# [Records for processing]
[BEGIN]

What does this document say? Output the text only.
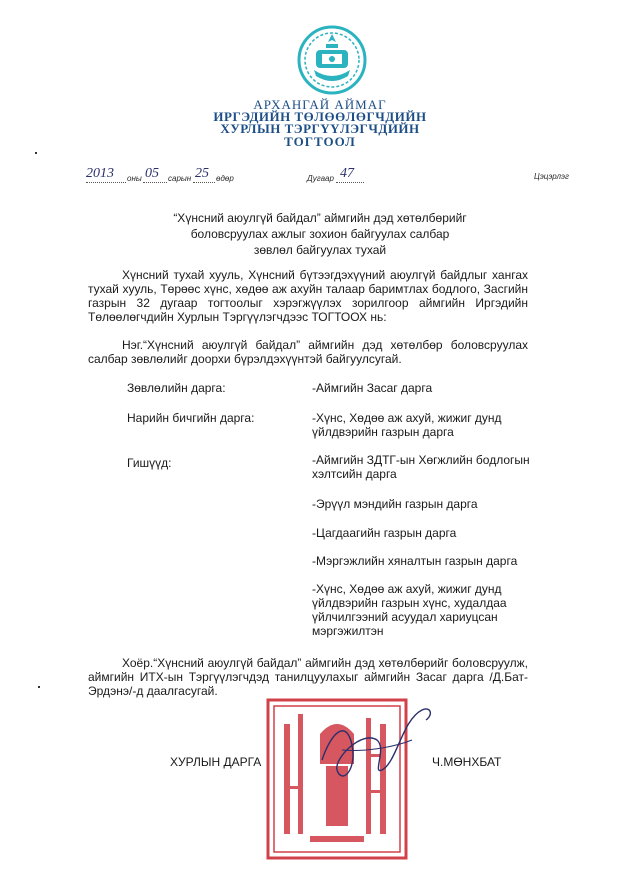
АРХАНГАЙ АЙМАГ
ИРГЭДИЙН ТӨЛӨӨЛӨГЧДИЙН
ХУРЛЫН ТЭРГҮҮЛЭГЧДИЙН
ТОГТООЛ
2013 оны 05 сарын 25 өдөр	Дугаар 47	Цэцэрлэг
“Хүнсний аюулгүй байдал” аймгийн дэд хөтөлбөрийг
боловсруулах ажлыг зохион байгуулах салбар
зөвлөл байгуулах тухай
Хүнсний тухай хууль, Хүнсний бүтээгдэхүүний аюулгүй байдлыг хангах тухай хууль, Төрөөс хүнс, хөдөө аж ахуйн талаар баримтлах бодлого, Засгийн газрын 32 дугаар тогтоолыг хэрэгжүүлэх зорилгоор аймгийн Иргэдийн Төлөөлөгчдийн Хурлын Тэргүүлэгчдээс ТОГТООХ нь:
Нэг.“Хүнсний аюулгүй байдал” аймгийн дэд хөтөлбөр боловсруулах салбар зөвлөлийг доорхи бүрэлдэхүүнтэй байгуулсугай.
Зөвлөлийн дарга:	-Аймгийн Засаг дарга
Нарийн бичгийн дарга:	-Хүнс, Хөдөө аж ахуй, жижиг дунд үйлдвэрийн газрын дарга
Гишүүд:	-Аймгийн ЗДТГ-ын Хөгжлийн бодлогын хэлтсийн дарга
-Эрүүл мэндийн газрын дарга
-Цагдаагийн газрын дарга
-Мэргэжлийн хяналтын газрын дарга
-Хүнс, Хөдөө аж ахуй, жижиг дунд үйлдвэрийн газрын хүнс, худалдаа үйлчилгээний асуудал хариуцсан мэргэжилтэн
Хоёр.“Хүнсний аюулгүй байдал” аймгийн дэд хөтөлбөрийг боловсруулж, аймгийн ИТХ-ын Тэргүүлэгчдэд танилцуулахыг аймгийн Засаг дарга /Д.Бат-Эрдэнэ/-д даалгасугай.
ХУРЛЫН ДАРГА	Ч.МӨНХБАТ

[END]
[BEGIN]

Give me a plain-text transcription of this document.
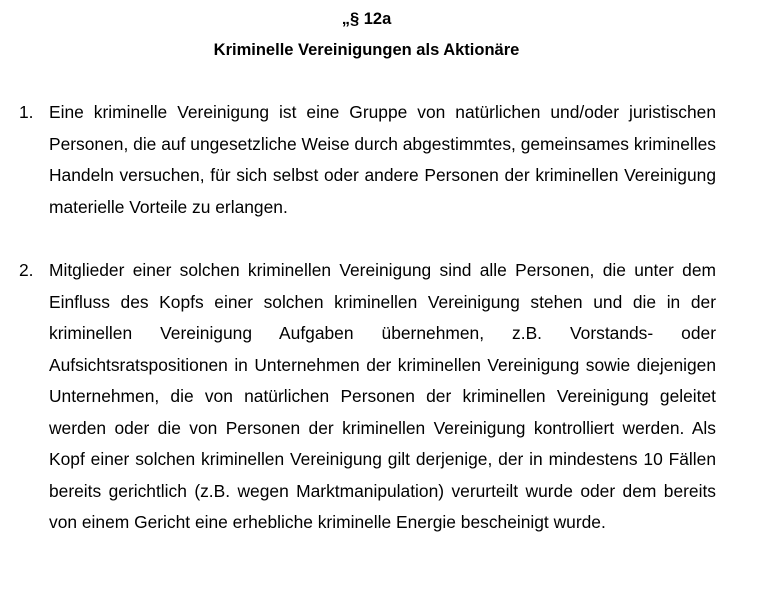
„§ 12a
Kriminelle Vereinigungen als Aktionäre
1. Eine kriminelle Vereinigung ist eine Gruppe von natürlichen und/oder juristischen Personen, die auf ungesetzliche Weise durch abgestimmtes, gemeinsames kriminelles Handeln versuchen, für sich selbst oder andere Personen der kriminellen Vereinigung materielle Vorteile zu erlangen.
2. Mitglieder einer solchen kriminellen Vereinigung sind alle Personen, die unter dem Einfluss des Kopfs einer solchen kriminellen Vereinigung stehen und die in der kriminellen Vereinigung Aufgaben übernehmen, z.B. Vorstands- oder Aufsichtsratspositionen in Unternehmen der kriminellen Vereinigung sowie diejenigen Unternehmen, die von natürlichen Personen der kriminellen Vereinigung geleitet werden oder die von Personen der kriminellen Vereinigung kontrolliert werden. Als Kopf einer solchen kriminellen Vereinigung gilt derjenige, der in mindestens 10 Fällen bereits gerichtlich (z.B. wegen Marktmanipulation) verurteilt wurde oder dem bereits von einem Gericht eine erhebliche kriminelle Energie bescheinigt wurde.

[END]

# [Requirement]
Out of the material above, select every line that holds the string "eine".

# [Exercise solution]
1. Eine kriminelle Vereinigung ist eine Gruppe von natürlichen und/oder juristischen Personen, die auf ungesetzliche Weise durch abgestimmtes, gemeinsames kriminelles Handeln versuchen, für sich selbst oder andere Personen der kriminellen Vereinigung materielle Vorteile zu erlangen.
2. Mitglieder einer solchen kriminellen Vereinigung sind alle Personen, die unter dem Einfluss des Kopfs einer solchen kriminellen Vereinigung stehen und die in der kriminellen Vereinigung Aufgaben übernehmen, z.B. Vorstands- oder Aufsichtsratspositionen in Unternehmen der kriminellen Vereinigung sowie diejenigen Unternehmen, die von natürlichen Personen der kriminellen Vereinigung geleitet werden oder die von Personen der kriminellen Vereinigung kontrolliert werden. Als Kopf einer solchen kriminellen Vereinigung gilt derjenige, der in mindestens 10 Fällen bereits gerichtlich (z.B. wegen Marktmanipulation) verurteilt wurde oder dem bereits von einem Gericht eine erhebliche kriminelle Energie bescheinigt wurde.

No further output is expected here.